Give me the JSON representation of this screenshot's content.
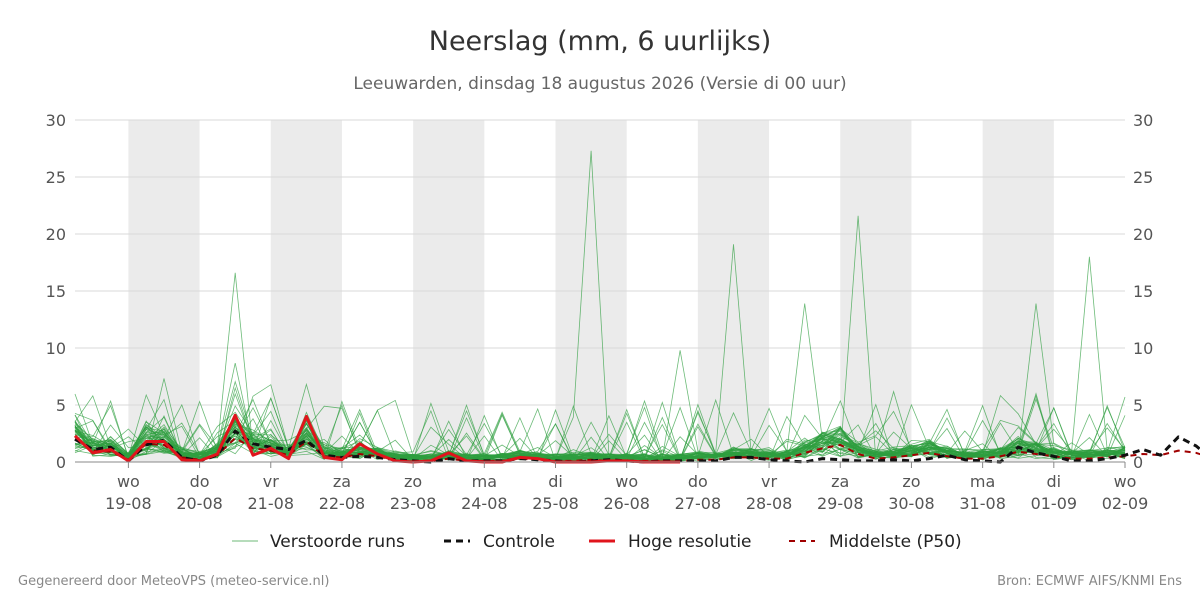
{
  "colors": {
    "ensemble": "#2e9e3e",
    "control": "#111111",
    "high_res": "#e0141c",
    "median": "#a00000",
    "weekend_band": "#ebebeb",
    "grid": "#d9d9d9"
  },
  "chart_data": {
    "type": "line",
    "title": "Neerslag (mm, 6 uurlijks)",
    "subtitle": "Leeuwarden, dinsdag 18 augustus 2026 (Versie di 00 uur)",
    "ylim": [
      0,
      30
    ],
    "y_ticks": [
      0,
      5,
      10,
      15,
      20,
      25,
      30
    ],
    "x_start": "2026-08-18T06:00",
    "x_end": "2026-09-02T00:00",
    "x_step_hours": 6,
    "grid": true,
    "legend_position": "bottom",
    "x_ticks": [
      {
        "day": "wo",
        "date": "19-08"
      },
      {
        "day": "do",
        "date": "20-08"
      },
      {
        "day": "vr",
        "date": "21-08"
      },
      {
        "day": "za",
        "date": "22-08"
      },
      {
        "day": "zo",
        "date": "23-08"
      },
      {
        "day": "ma",
        "date": "24-08"
      },
      {
        "day": "di",
        "date": "25-08"
      },
      {
        "day": "wo",
        "date": "26-08"
      },
      {
        "day": "do",
        "date": "27-08"
      },
      {
        "day": "vr",
        "date": "28-08"
      },
      {
        "day": "za",
        "date": "29-08"
      },
      {
        "day": "zo",
        "date": "30-08"
      },
      {
        "day": "ma",
        "date": "31-08"
      },
      {
        "day": "di",
        "date": "01-09"
      },
      {
        "day": "wo",
        "date": "02-09"
      }
    ],
    "shaded_days": [
      "19-08",
      "21-08",
      "23-08",
      "25-08",
      "27-08",
      "29-08",
      "31-08"
    ],
    "ensemble_member_count": 50,
    "ensemble_peaks": [
      {
        "x": "2026-08-20T12:00",
        "y": 16.6
      },
      {
        "x": "2026-08-25T12:00",
        "y": 27.3
      },
      {
        "x": "2026-08-26T18:00",
        "y": 9.8
      },
      {
        "x": "2026-08-27T12:00",
        "y": 19.1
      },
      {
        "x": "2026-08-28T12:00",
        "y": 13.9
      },
      {
        "x": "2026-08-29T06:00",
        "y": 21.6
      },
      {
        "x": "2026-08-31T18:00",
        "y": 13.9
      },
      {
        "x": "2026-09-01T12:00",
        "y": 18.0
      }
    ],
    "series": [
      {
        "name": "Hoge resolutie",
        "style": "high_res",
        "values": [
          2.3,
          0.8,
          1.1,
          0.1,
          1.8,
          1.8,
          0.2,
          0.1,
          0.7,
          4.1,
          0.6,
          1.2,
          0.3,
          4.0,
          0.4,
          0.2,
          1.6,
          0.7,
          0.1,
          0.0,
          0.1,
          0.8,
          0.1,
          0.0,
          0.0,
          0.4,
          0.3,
          0.0,
          0.0,
          0.0,
          0.1,
          0.1,
          0.0,
          0.0,
          0.0
        ]
      },
      {
        "name": "Controle",
        "style": "control",
        "values": [
          2.0,
          1.1,
          1.3,
          0.1,
          1.5,
          1.9,
          0.4,
          0.1,
          0.6,
          2.7,
          1.6,
          1.3,
          1.1,
          1.9,
          0.6,
          0.4,
          0.5,
          0.4,
          0.2,
          0.1,
          0.0,
          0.3,
          0.1,
          0.1,
          0.1,
          0.3,
          0.2,
          0.1,
          0.0,
          0.1,
          0.2,
          0.1,
          0.0,
          0.1,
          0.1,
          0.1,
          0.1,
          0.4,
          0.4,
          0.2,
          0.1,
          0.0,
          0.3,
          0.2,
          0.1,
          0.1,
          0.2,
          0.1,
          0.3,
          0.6,
          0.2,
          0.1,
          0.0,
          1.3,
          0.8,
          0.5,
          0.1,
          0.1,
          0.3,
          0.6,
          1.1,
          0.6,
          2.2,
          1.4,
          0.1
        ]
      },
      {
        "name": "Middelste (P50)",
        "style": "median",
        "values": [
          2.0,
          1.0,
          0.9,
          0.2,
          1.6,
          1.5,
          0.4,
          0.2,
          0.6,
          2.1,
          1.2,
          1.0,
          0.6,
          1.8,
          0.5,
          0.4,
          0.7,
          0.5,
          0.2,
          0.1,
          0.1,
          0.3,
          0.1,
          0.1,
          0.1,
          0.3,
          0.2,
          0.1,
          0.1,
          0.2,
          0.1,
          0.1,
          0.1,
          0.1,
          0.1,
          0.2,
          0.2,
          0.4,
          0.4,
          0.3,
          0.3,
          0.8,
          1.2,
          1.5,
          0.7,
          0.3,
          0.4,
          0.6,
          0.8,
          0.5,
          0.3,
          0.3,
          0.5,
          0.9,
          0.7,
          0.5,
          0.3,
          0.3,
          0.4,
          0.5,
          0.7,
          0.6,
          1.0,
          0.8,
          0.3
        ]
      }
    ]
  },
  "legend": [
    {
      "label": "Verstoorde runs",
      "style": "ensemble"
    },
    {
      "label": "Controle",
      "style": "control"
    },
    {
      "label": "Hoge resolutie",
      "style": "high_res"
    },
    {
      "label": "Middelste (P50)",
      "style": "median"
    }
  ],
  "footer": {
    "left": "Gegenereerd door MeteoVPS (meteo-service.nl)",
    "right": "Bron: ECMWF AIFS/KNMI Ens"
  }
}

════════════════════

• [Exercise prompt]: Leave out every picture and copy the rest of the records exactly.

• [The response]:
Give me the JSON representation of this screenshot's content.
{
  "colors": {
    "ensemble": "#2e9e3e",
    "control": "#111111",
    "high_res": "#e0141c",
    "median": "#a00000",
    "weekend_band": "#ebebeb",
    "grid": "#d9d9d9"
  },
  "chart_data": {
    "type": "line",
    "title": "Neerslag (mm, 6 uurlijks)",
    "subtitle": "Leeuwarden, dinsdag 18 augustus 2026 (Versie di 00 uur)",
    "ylim": [
      0,
      30
    ],
    "y_ticks": [
      0,
      5,
      10,
      15,
      20,
      25,
      30
    ],
    "x_start": "2026-08-18T06:00",
    "x_end": "2026-09-02T00:00",
    "x_step_hours": 6,
    "grid": true,
    "legend_position": "bottom",
    "x_ticks": [
      {
        "day": "wo",
        "date": "19-08"
      },
      {
        "day": "do",
        "date": "20-08"
      },
      {
        "day": "vr",
        "date": "21-08"
      },
      {
        "day": "za",
        "date": "22-08"
      },
      {
        "day": "zo",
        "date": "23-08"
      },
      {
        "day": "ma",
        "date": "24-08"
      },
      {
        "day": "di",
        "date": "25-08"
      },
      {
        "day": "wo",
        "date": "26-08"
      },
      {
        "day": "do",
        "date": "27-08"
      },
      {
        "day": "vr",
        "date": "28-08"
      },
      {
        "day": "za",
        "date": "29-08"
      },
      {
        "day": "zo",
        "date": "30-08"
      },
      {
        "day": "ma",
        "date": "31-08"
      },
      {
        "day": "di",
        "date": "01-09"
      },
      {
        "day": "wo",
        "date": "02-09"
      }
    ],
    "shaded_days": [
      "19-08",
      "21-08",
      "23-08",
      "25-08",
      "27-08",
      "29-08",
      "31-08"
    ],
    "ensemble_member_count": 50,
    "ensemble_peaks": [
      {
        "x": "2026-08-20T12:00",
        "y": 16.6
      },
      {
        "x": "2026-08-25T12:00",
        "y": 27.3
      },
      {
        "x": "2026-08-26T18:00",
        "y": 9.8
      },
      {
        "x": "2026-08-27T12:00",
        "y": 19.1
      },
      {
        "x": "2026-08-28T12:00",
        "y": 13.9
      },
      {
        "x": "2026-08-29T06:00",
        "y": 21.6
      },
      {
        "x": "2026-08-31T18:00",
        "y": 13.9
      },
      {
        "x": "2026-09-01T12:00",
        "y": 18.0
      }
    ],
    "series": [
      {
        "name": "Hoge resolutie",
        "style": "high_res",
        "values": [
          2.3,
          0.8,
          1.1,
          0.1,
          1.8,
          1.8,
          0.2,
          0.1,
          0.7,
          4.1,
          0.6,
          1.2,
          0.3,
          4.0,
          0.4,
          0.2,
          1.6,
          0.7,
          0.1,
          0.0,
          0.1,
          0.8,
          0.1,
          0.0,
          0.0,
          0.4,
          0.3,
          0.0,
          0.0,
          0.0,
          0.1,
          0.1,
          0.0,
          0.0,
          0.0
        ]
      },
      {
        "name": "Controle",
        "style": "control",
        "values": [
          2.0,
          1.1,
          1.3,
          0.1,
          1.5,
          1.9,
          0.4,
          0.1,
          0.6,
          2.7,
          1.6,
          1.3,
          1.1,
          1.9,
          0.6,
          0.4,
          0.5,
          0.4,
          0.2,
          0.1,
          0.0,
          0.3,
          0.1,
          0.1,
          0.1,
          0.3,
          0.2,
          0.1,
          0.0,
          0.1,
          0.2,
          0.1,
          0.0,
          0.1,
          0.1,
          0.1,
          0.1,
          0.4,
          0.4,
          0.2,
          0.1,
          0.0,
          0.3,
          0.2,
          0.1,
          0.1,
          0.2,
          0.1,
          0.3,
          0.6,
          0.2,
          0.1,
          0.0,
          1.3,
          0.8,
          0.5,
          0.1,
          0.1,
          0.3,
          0.6,
          1.1,
          0.6,
          2.2,
          1.4,
          0.1
        ]
      },
      {
        "name": "Middelste (P50)",
        "style": "median",
        "values": [
          2.0,
          1.0,
          0.9,
          0.2,
          1.6,
          1.5,
          0.4,
          0.2,
          0.6,
          2.1,
          1.2,
          1.0,
          0.6,
          1.8,
          0.5,
          0.4,
          0.7,
          0.5,
          0.2,
          0.1,
          0.1,
          0.3,
          0.1,
          0.1,
          0.1,
          0.3,
          0.2,
          0.1,
          0.1,
          0.2,
          0.1,
          0.1,
          0.1,
          0.1,
          0.1,
          0.2,
          0.2,
          0.4,
          0.4,
          0.3,
          0.3,
          0.8,
          1.2,
          1.5,
          0.7,
          0.3,
          0.4,
          0.6,
          0.8,
          0.5,
          0.3,
          0.3,
          0.5,
          0.9,
          0.7,
          0.5,
          0.3,
          0.3,
          0.4,
          0.5,
          0.7,
          0.6,
          1.0,
          0.8,
          0.3
        ]
      }
    ]
  },
  "legend": [
    {
      "label": "Verstoorde runs",
      "style": "ensemble"
    },
    {
      "label": "Controle",
      "style": "control"
    },
    {
      "label": "Hoge resolutie",
      "style": "high_res"
    },
    {
      "label": "Middelste (P50)",
      "style": "median"
    }
  ],
  "footer": {
    "left": "Gegenereerd door MeteoVPS (meteo-service.nl)",
    "right": "Bron: ECMWF AIFS/KNMI Ens"
  }
}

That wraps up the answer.